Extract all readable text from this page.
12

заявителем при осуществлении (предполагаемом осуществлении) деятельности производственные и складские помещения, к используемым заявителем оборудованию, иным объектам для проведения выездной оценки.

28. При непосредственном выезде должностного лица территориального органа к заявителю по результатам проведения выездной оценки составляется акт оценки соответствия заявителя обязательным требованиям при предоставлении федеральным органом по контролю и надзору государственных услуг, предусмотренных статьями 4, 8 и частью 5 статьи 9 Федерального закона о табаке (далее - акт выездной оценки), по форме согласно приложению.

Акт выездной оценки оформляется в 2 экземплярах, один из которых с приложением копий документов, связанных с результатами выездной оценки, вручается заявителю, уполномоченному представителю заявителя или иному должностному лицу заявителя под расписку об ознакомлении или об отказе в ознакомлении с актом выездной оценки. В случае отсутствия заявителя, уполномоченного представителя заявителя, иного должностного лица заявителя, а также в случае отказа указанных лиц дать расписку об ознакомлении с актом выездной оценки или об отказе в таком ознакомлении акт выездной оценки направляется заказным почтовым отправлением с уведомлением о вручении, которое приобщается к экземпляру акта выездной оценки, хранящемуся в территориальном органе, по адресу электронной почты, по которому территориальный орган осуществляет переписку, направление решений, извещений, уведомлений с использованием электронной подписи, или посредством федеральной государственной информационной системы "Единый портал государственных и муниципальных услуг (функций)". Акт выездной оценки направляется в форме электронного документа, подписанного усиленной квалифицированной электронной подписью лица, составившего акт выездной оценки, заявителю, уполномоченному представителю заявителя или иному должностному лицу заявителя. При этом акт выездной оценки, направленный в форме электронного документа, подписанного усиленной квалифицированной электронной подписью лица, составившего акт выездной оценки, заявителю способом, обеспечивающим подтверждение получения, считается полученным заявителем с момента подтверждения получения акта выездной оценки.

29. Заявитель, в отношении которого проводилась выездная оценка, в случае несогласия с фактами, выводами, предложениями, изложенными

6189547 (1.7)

════

TASK STATEMENT:
Every line above should be printed again exactly as it stands.

THE COMPLETED TASK:
Extract all readable text from this page.
12

заявителем при осуществлении (предполагаемом осуществлении) деятельности производственные и складские помещения, к используемым заявителем оборудованию, иным объектам для проведения выездной оценки.

28. При непосредственном выезде должностного лица территориального органа к заявителю по результатам проведения выездной оценки составляется акт оценки соответствия заявителя обязательным требованиям при предоставлении федеральным органом по контролю и надзору государственных услуг, предусмотренных статьями 4, 8 и частью 5 статьи 9 Федерального закона о табаке (далее - акт выездной оценки), по форме согласно приложению.

Акт выездной оценки оформляется в 2 экземплярах, один из которых с приложением копий документов, связанных с результатами выездной оценки, вручается заявителю, уполномоченному представителю заявителя или иному должностному лицу заявителя под расписку об ознакомлении или об отказе в ознакомлении с актом выездной оценки. В случае отсутствия заявителя, уполномоченного представителя заявителя, иного должностного лица заявителя, а также в случае отказа указанных лиц дать расписку об ознакомлении с актом выездной оценки или об отказе в таком ознакомлении акт выездной оценки направляется заказным почтовым отправлением с уведомлением о вручении, которое приобщается к экземпляру акта выездной оценки, хранящемуся в территориальном органе, по адресу электронной почты, по которому территориальный орган осуществляет переписку, направление решений, извещений, уведомлений с использованием электронной подписи, или посредством федеральной государственной информационной системы "Единый портал государственных и муниципальных услуг (функций)". Акт выездной оценки направляется в форме электронного документа, подписанного усиленной квалифицированной электронной подписью лица, составившего акт выездной оценки, заявителю, уполномоченному представителю заявителя или иному должностному лицу заявителя. При этом акт выездной оценки, направленный в форме электронного документа, подписанного усиленной квалифицированной электронной подписью лица, составившего акт выездной оценки, заявителю способом, обеспечивающим подтверждение получения, считается полученным заявителем с момента подтверждения получения акта выездной оценки.

29. Заявитель, в отношении которого проводилась выездная оценка, в случае несогласия с фактами, выводами, предложениями, изложенными

6189547 (1.7)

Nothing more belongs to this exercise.